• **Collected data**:
'''
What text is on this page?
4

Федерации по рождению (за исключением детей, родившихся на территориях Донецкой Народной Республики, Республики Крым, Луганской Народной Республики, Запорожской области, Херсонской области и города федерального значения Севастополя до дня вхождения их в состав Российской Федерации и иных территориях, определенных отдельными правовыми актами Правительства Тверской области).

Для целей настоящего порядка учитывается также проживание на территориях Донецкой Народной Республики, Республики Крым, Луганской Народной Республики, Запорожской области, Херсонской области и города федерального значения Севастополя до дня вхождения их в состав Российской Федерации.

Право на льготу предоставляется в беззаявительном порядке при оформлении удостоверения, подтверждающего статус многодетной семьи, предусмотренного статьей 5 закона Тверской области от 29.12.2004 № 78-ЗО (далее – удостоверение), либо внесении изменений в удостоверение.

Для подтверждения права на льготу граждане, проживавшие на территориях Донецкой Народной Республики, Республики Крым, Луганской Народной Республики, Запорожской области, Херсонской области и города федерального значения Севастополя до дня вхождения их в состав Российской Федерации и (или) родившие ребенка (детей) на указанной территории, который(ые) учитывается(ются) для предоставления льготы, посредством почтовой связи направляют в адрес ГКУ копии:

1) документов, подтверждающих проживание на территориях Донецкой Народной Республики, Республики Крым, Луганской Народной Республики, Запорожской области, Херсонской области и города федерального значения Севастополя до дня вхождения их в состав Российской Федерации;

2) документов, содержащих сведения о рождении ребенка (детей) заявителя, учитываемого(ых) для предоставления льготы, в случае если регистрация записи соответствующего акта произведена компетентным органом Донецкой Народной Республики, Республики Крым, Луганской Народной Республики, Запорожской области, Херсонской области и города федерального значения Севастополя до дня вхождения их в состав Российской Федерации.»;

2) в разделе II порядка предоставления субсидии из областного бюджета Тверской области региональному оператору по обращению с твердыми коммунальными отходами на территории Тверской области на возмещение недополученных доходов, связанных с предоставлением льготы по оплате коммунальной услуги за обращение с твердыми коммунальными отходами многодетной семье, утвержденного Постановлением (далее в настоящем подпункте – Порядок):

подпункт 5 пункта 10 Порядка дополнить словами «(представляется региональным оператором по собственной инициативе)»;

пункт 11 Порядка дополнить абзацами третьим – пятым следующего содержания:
'''
• **Short task**:
Identify the lines in the entries above that contain "дополнить", then copy them out.

• **Solution to this problem**:
подпункт 5 пункта 10 Порядка дополнить словами «(представляется региональным оператором по собственной инициативе)»;
пункт 11 Порядка дополнить абзацами третьим – пятым следующего содержания:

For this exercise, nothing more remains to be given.